Written request => Copy exactly, and only, the lines from the line containing "Output the text content of this document." through the last line of the records below, both included, and leave out any pictures.

Some records =>
■ ■ ■
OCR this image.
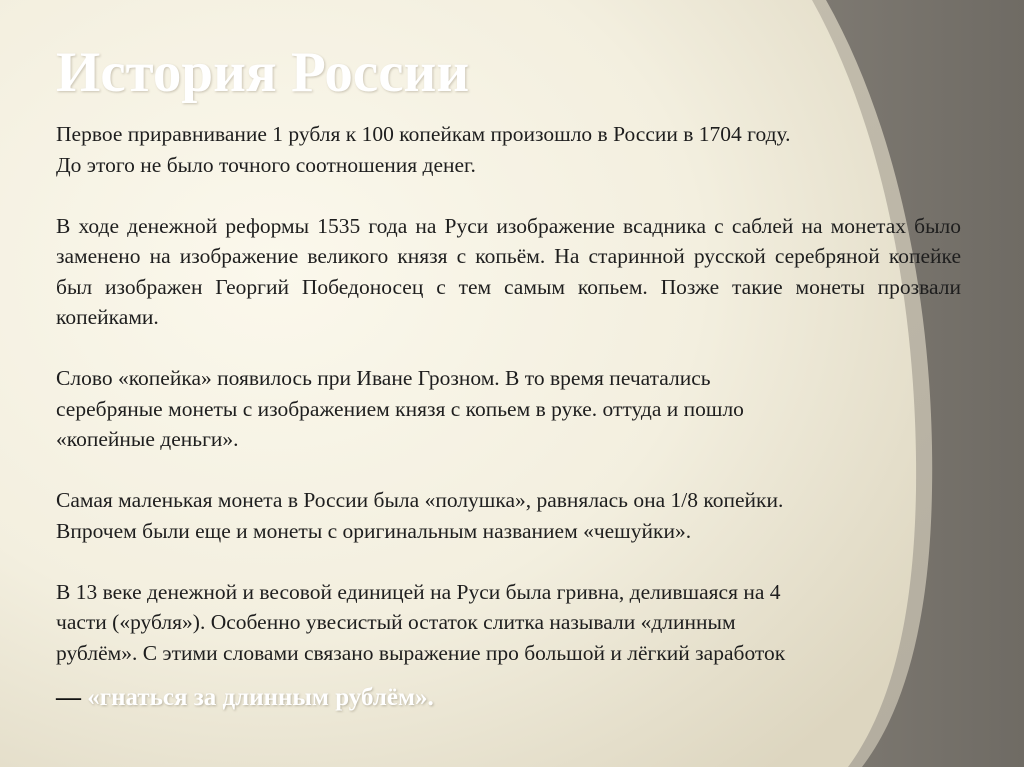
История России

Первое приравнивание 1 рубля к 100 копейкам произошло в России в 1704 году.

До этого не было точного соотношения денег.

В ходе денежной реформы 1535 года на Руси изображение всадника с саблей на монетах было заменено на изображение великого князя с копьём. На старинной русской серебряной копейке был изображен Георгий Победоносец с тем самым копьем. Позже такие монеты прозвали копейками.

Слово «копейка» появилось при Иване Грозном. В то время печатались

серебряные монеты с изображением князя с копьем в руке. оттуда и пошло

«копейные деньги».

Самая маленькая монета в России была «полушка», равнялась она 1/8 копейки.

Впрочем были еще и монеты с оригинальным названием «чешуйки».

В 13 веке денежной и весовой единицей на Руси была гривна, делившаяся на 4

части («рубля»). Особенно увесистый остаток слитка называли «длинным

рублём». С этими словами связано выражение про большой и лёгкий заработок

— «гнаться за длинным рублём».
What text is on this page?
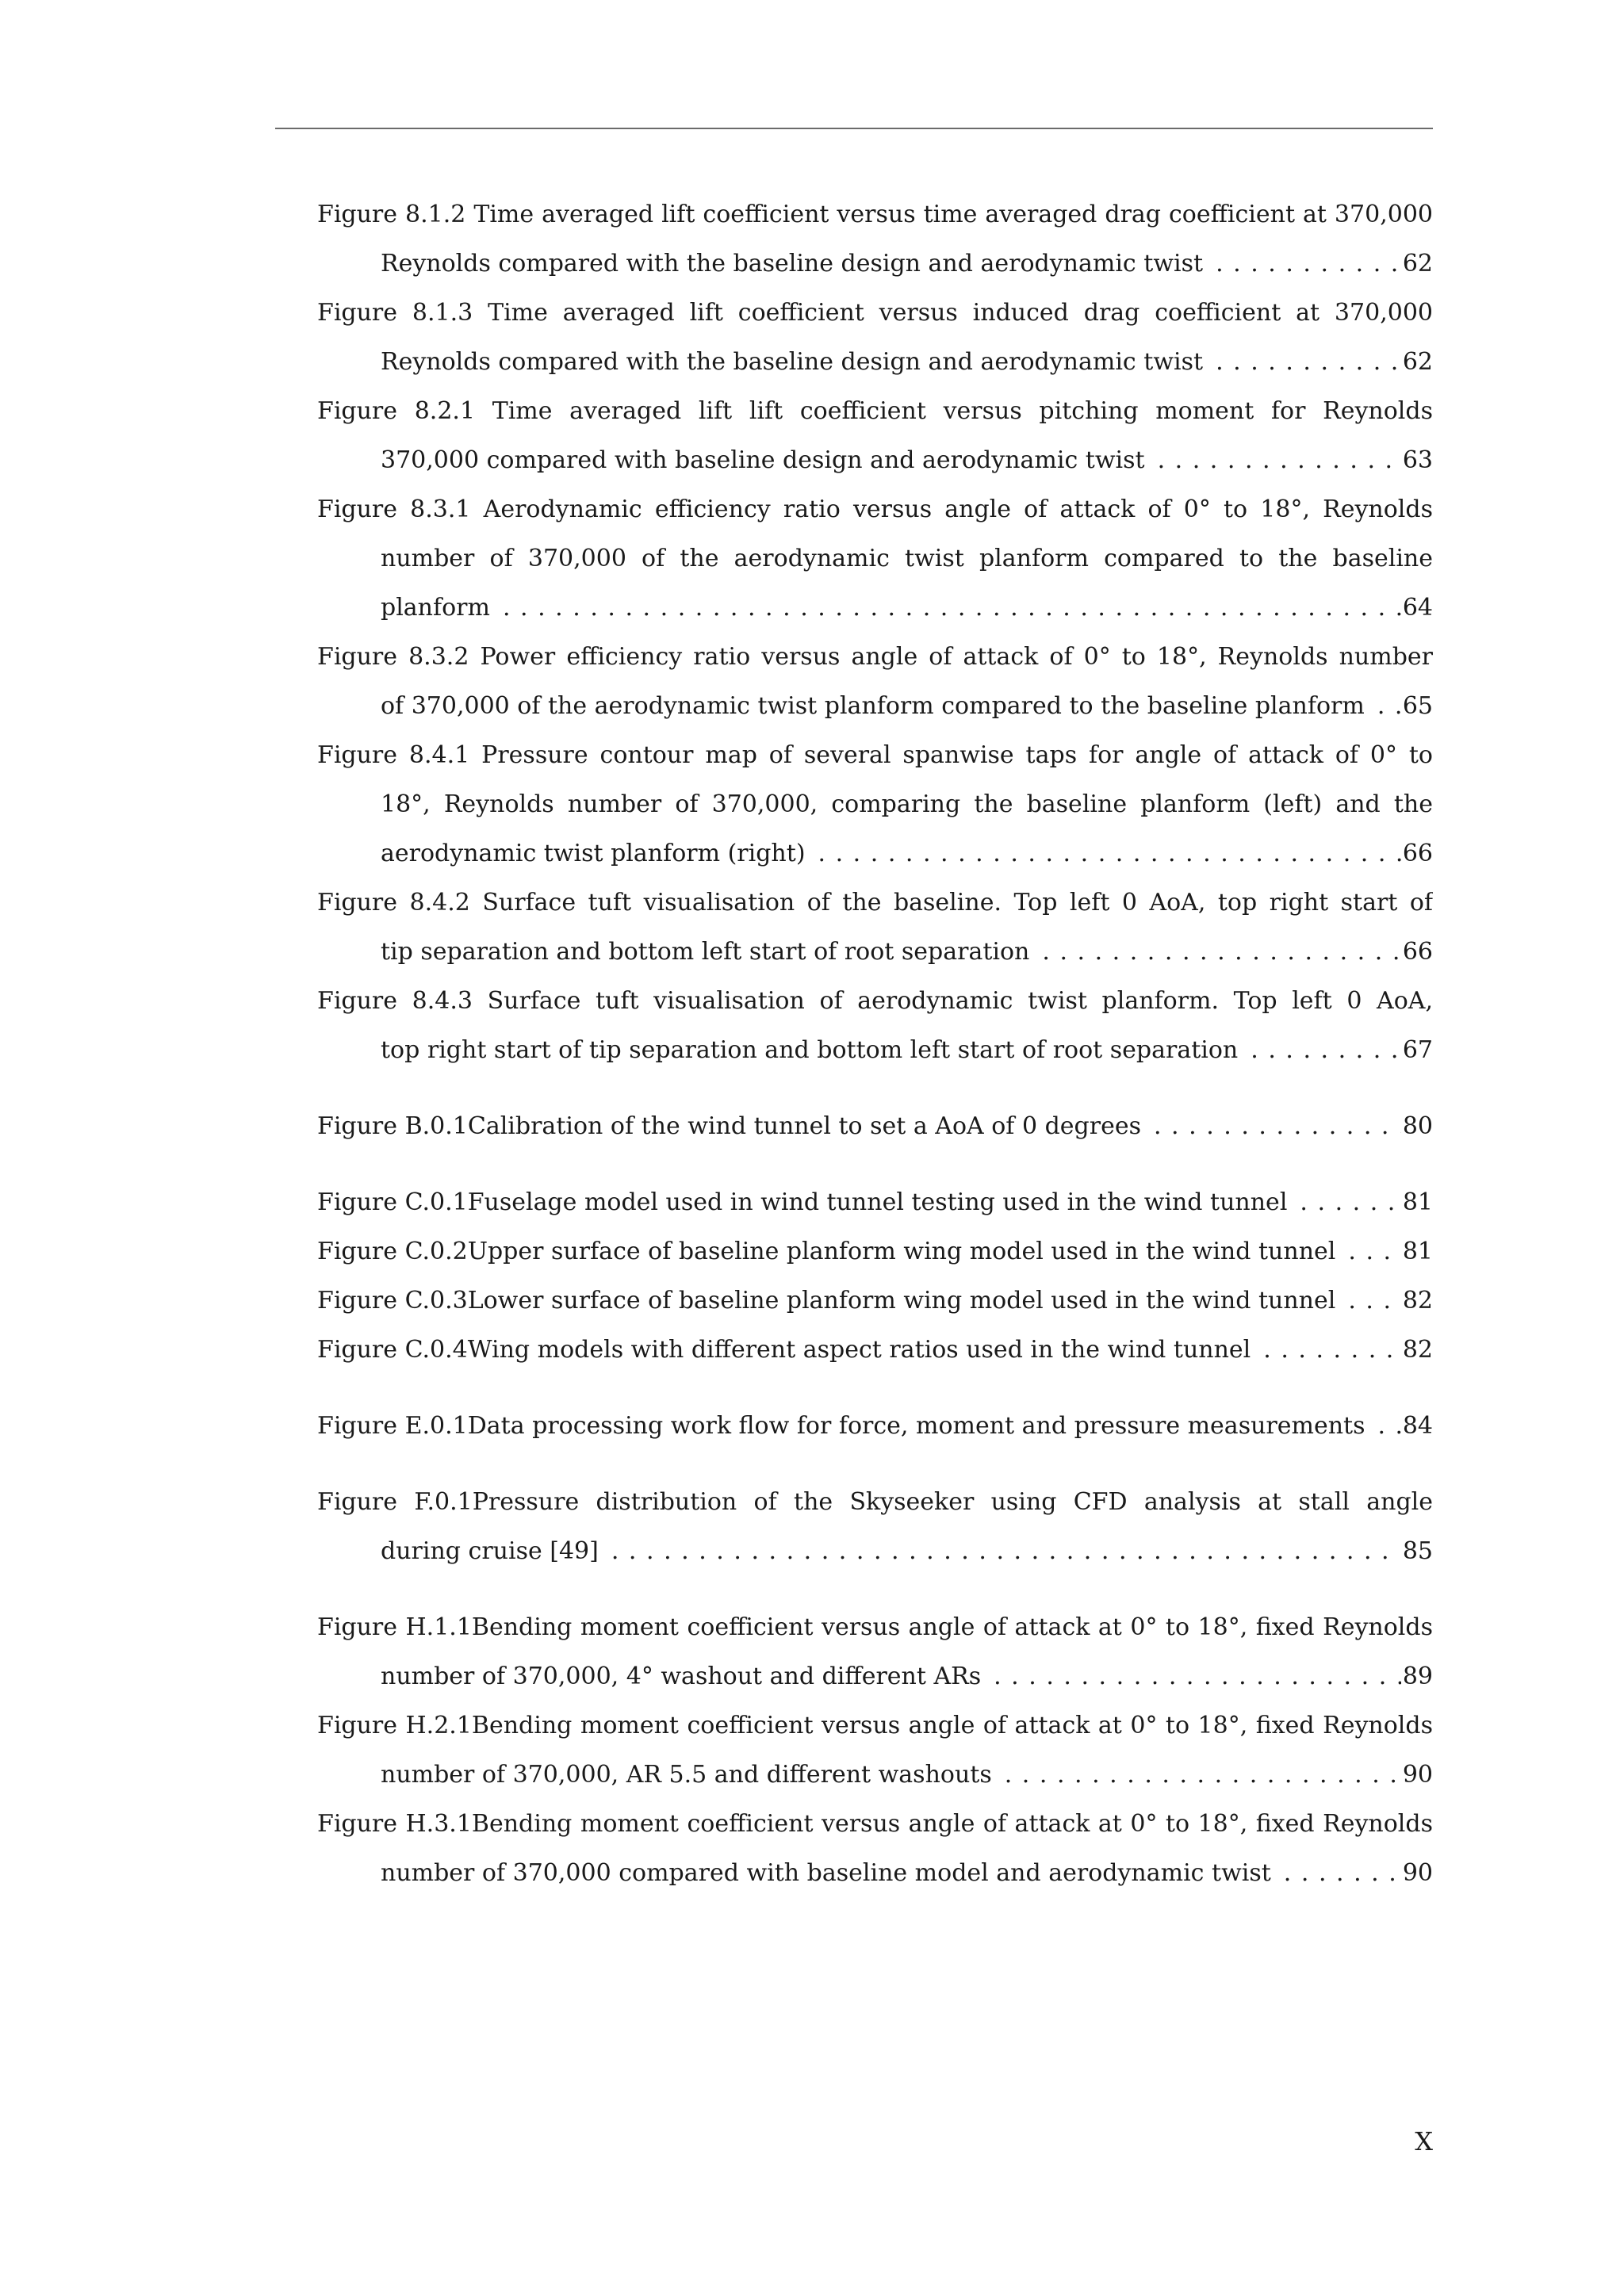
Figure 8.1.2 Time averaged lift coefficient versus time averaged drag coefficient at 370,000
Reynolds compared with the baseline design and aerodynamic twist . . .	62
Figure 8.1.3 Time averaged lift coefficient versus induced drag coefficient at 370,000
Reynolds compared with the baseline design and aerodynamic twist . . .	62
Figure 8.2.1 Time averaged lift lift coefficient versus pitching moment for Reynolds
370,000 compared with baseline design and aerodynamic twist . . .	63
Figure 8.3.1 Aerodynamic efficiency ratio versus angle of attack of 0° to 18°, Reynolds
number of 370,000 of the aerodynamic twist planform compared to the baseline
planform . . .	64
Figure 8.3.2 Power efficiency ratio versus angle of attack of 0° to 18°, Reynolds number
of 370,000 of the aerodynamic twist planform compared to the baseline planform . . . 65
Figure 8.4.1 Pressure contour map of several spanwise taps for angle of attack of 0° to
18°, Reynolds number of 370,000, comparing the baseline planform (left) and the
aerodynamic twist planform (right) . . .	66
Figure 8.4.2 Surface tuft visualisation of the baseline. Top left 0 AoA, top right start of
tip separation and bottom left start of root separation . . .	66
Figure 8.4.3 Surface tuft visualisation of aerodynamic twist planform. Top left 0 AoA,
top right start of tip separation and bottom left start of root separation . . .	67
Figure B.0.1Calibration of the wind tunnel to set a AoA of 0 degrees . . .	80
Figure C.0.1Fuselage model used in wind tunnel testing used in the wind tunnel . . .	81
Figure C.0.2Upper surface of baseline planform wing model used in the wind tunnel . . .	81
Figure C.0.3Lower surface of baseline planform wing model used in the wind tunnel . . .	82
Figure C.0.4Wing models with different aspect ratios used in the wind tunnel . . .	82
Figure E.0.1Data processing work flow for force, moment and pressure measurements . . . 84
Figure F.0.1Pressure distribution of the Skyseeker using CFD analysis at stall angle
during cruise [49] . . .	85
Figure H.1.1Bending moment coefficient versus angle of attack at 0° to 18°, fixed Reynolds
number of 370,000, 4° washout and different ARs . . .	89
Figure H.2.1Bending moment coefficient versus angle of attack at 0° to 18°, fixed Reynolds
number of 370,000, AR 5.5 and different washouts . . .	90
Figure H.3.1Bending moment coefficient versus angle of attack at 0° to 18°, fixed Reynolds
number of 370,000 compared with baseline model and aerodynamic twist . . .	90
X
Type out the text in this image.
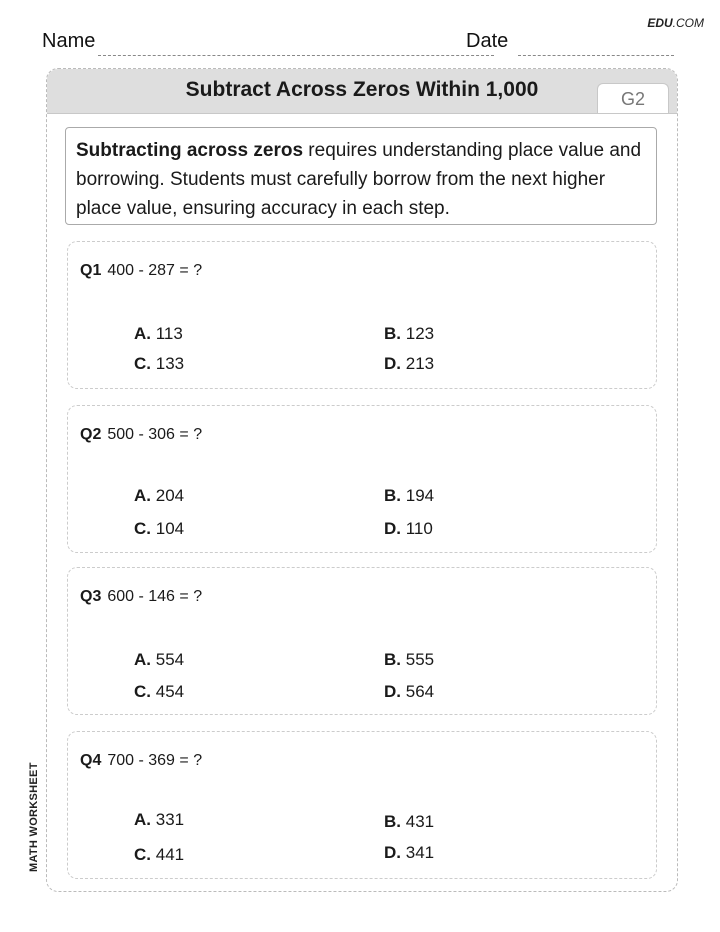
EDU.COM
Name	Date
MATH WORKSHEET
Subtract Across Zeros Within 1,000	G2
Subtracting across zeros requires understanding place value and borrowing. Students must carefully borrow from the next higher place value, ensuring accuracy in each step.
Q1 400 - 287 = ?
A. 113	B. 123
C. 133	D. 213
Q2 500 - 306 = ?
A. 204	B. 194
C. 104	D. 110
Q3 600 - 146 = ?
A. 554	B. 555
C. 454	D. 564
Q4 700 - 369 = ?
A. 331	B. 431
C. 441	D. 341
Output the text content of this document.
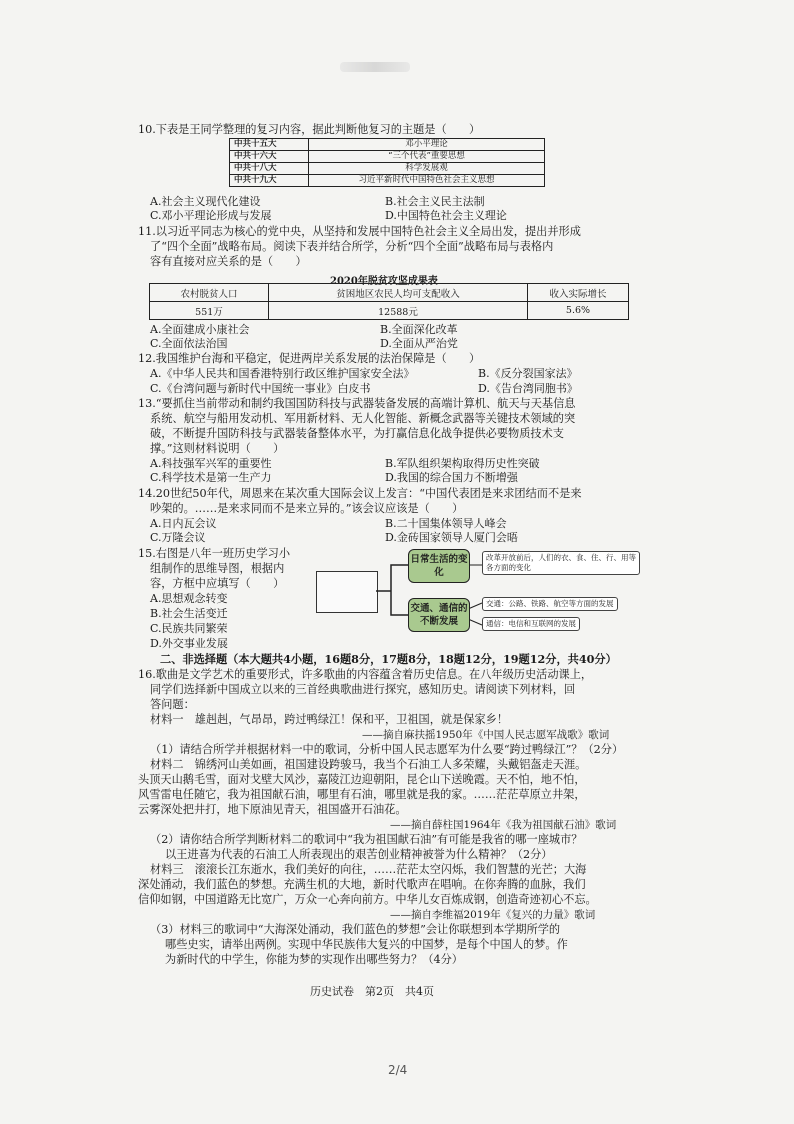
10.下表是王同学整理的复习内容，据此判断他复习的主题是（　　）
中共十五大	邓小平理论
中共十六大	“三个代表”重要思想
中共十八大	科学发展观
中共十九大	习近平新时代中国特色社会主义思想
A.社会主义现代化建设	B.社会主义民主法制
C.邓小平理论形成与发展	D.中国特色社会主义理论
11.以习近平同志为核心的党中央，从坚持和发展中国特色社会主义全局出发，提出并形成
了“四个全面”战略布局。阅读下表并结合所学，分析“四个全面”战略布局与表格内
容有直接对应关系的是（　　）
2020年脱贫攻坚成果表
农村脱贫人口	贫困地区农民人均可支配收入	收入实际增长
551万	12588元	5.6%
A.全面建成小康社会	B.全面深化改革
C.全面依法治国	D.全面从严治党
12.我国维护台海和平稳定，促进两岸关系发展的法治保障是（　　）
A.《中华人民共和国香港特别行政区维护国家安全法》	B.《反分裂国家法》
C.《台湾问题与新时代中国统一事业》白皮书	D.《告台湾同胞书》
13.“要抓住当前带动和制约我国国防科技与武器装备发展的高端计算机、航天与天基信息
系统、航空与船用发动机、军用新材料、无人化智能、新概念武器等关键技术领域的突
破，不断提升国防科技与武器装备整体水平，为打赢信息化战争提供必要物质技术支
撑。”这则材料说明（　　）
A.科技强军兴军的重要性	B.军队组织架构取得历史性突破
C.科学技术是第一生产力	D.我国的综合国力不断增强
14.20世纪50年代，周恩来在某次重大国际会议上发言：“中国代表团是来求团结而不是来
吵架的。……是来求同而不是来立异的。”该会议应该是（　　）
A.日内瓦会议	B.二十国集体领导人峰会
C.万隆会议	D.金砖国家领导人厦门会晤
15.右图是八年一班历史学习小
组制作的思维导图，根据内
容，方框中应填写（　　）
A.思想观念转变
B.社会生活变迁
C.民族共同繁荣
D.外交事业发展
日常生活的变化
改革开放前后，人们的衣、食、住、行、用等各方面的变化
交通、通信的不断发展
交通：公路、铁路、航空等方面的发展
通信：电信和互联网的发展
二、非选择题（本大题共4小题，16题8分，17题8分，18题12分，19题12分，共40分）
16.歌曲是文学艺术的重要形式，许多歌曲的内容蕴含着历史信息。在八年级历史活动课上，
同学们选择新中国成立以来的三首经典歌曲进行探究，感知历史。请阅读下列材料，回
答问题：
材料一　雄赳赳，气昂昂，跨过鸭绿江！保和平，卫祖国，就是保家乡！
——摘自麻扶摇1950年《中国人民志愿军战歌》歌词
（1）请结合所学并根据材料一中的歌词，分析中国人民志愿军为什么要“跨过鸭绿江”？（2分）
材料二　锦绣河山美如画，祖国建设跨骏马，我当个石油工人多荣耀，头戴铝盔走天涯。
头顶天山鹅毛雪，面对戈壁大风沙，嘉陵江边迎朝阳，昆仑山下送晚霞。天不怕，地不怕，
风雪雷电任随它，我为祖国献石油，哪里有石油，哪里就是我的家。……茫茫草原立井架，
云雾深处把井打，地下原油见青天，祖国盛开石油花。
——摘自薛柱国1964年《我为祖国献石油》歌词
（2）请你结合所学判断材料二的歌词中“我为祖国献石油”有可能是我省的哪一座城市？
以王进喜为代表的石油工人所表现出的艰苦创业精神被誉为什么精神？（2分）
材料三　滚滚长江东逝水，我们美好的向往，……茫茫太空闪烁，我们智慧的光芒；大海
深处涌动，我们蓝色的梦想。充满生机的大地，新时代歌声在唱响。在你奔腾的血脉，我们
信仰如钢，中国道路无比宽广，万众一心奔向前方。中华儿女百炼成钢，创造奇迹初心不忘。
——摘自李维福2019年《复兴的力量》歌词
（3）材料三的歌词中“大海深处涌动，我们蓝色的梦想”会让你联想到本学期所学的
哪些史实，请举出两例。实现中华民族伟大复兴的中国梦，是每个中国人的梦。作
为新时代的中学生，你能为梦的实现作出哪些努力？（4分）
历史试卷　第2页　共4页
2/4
■ ■ ■
Problem solution =>
Output the text content of this document.
10.下表是王同学整理的复习内容，据此判断他复习的主题是（　　）
中共十五大	邓小平理论
中共十六大	“三个代表”重要思想
中共十八大	科学发展观
中共十九大	习近平新时代中国特色社会主义思想
A.社会主义现代化建设	B.社会主义民主法制
C.邓小平理论形成与发展	D.中国特色社会主义理论
11.以习近平同志为核心的党中央，从坚持和发展中国特色社会主义全局出发，提出并形成
了“四个全面”战略布局。阅读下表并结合所学，分析“四个全面”战略布局与表格内
容有直接对应关系的是（　　）
2020年脱贫攻坚成果表
农村脱贫人口	贫困地区农民人均可支配收入	收入实际增长
551万	12588元	5.6%
A.全面建成小康社会	B.全面深化改革
C.全面依法治国	D.全面从严治党
12.我国维护台海和平稳定，促进两岸关系发展的法治保障是（　　）
A.《中华人民共和国香港特别行政区维护国家安全法》	B.《反分裂国家法》
C.《台湾问题与新时代中国统一事业》白皮书	D.《告台湾同胞书》
13.“要抓住当前带动和制约我国国防科技与武器装备发展的高端计算机、航天与天基信息
系统、航空与船用发动机、军用新材料、无人化智能、新概念武器等关键技术领域的突
破，不断提升国防科技与武器装备整体水平，为打赢信息化战争提供必要物质技术支
撑。”这则材料说明（　　）
A.科技强军兴军的重要性	B.军队组织架构取得历史性突破
C.科学技术是第一生产力	D.我国的综合国力不断增强
14.20世纪50年代，周恩来在某次重大国际会议上发言：“中国代表团是来求团结而不是来
吵架的。……是来求同而不是来立异的。”该会议应该是（　　）
A.日内瓦会议	B.二十国集体领导人峰会
C.万隆会议	D.金砖国家领导人厦门会晤
15.右图是八年一班历史学习小
组制作的思维导图，根据内
容，方框中应填写（　　）
A.思想观念转变
B.社会生活变迁
C.民族共同繁荣
D.外交事业发展
日常生活的变化
改革开放前后，人们的衣、食、住、行、用等各方面的变化
交通、通信的不断发展
交通：公路、铁路、航空等方面的发展
通信：电信和互联网的发展
二、非选择题（本大题共4小题，16题8分，17题8分，18题12分，19题12分，共40分）
16.歌曲是文学艺术的重要形式，许多歌曲的内容蕴含着历史信息。在八年级历史活动课上，
同学们选择新中国成立以来的三首经典歌曲进行探究，感知历史。请阅读下列材料，回
答问题：
材料一　雄赳赳，气昂昂，跨过鸭绿江！保和平，卫祖国，就是保家乡！
——摘自麻扶摇1950年《中国人民志愿军战歌》歌词
（1）请结合所学并根据材料一中的歌词，分析中国人民志愿军为什么要“跨过鸭绿江”？（2分）
材料二　锦绣河山美如画，祖国建设跨骏马，我当个石油工人多荣耀，头戴铝盔走天涯。
头顶天山鹅毛雪，面对戈壁大风沙，嘉陵江边迎朝阳，昆仑山下送晚霞。天不怕，地不怕，
风雪雷电任随它，我为祖国献石油，哪里有石油，哪里就是我的家。……茫茫草原立井架，
云雾深处把井打，地下原油见青天，祖国盛开石油花。
——摘自薛柱国1964年《我为祖国献石油》歌词
（2）请你结合所学判断材料二的歌词中“我为祖国献石油”有可能是我省的哪一座城市？
以王进喜为代表的石油工人所表现出的艰苦创业精神被誉为什么精神？（2分）
材料三　滚滚长江东逝水，我们美好的向往，……茫茫太空闪烁，我们智慧的光芒；大海
深处涌动，我们蓝色的梦想。充满生机的大地，新时代歌声在唱响。在你奔腾的血脉，我们
信仰如钢，中国道路无比宽广，万众一心奔向前方。中华儿女百炼成钢，创造奇迹初心不忘。
——摘自李维福2019年《复兴的力量》歌词
（3）材料三的歌词中“大海深处涌动，我们蓝色的梦想”会让你联想到本学期所学的
哪些史实，请举出两例。实现中华民族伟大复兴的中国梦，是每个中国人的梦。作
为新时代的中学生，你能为梦的实现作出哪些努力？（4分）
历史试卷　第2页　共4页
2/4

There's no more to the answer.